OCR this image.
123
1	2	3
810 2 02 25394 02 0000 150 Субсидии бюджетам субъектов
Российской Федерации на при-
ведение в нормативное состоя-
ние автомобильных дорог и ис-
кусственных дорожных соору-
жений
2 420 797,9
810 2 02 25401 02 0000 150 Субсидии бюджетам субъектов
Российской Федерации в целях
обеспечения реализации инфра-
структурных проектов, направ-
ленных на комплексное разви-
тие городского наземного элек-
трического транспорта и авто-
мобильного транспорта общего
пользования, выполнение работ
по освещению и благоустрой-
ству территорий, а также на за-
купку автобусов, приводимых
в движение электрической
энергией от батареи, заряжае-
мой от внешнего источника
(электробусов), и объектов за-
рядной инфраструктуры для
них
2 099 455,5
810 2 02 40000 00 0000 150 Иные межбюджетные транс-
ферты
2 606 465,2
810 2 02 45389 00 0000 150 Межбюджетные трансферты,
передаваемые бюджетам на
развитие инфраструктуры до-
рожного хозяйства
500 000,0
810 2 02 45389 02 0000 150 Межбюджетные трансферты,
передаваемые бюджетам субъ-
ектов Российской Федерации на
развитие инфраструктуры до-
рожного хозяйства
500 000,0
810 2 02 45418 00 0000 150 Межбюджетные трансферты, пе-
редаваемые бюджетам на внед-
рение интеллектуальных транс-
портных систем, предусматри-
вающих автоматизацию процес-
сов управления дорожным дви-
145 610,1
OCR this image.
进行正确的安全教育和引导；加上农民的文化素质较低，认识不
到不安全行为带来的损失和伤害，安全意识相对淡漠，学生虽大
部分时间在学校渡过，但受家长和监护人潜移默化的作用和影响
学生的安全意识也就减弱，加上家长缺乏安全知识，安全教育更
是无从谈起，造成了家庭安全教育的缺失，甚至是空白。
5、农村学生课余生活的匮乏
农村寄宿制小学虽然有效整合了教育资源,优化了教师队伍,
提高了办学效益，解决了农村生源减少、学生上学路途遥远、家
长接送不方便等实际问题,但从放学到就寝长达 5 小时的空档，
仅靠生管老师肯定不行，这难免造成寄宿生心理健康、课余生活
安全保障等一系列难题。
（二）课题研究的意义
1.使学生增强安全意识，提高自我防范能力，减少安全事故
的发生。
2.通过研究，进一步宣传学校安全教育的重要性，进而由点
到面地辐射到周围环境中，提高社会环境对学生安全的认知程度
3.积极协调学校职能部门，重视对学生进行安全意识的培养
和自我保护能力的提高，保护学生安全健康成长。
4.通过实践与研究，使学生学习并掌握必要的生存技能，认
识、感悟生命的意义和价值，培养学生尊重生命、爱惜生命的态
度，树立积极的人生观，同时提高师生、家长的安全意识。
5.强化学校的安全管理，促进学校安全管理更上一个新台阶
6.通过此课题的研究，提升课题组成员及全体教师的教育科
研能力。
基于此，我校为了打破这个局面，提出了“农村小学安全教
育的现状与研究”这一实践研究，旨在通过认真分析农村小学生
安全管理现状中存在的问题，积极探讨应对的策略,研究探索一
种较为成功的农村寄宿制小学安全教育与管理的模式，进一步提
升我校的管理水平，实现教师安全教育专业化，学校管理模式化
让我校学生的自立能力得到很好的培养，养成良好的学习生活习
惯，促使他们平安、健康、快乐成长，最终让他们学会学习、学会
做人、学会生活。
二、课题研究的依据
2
○ ○ ○ ○ ○
• **Written task**
Look through the entries above and report each line where the string "бюджетам" occurs.

• **Result of the task**
810 2 02 25394 02 0000 150 Субсидии бюджетам субъектов
810 2 02 25401 02 0000 150 Субсидии бюджетам субъектов
передаваемые бюджетам на
передаваемые бюджетам субъ-
редаваемые бюджетам на внед-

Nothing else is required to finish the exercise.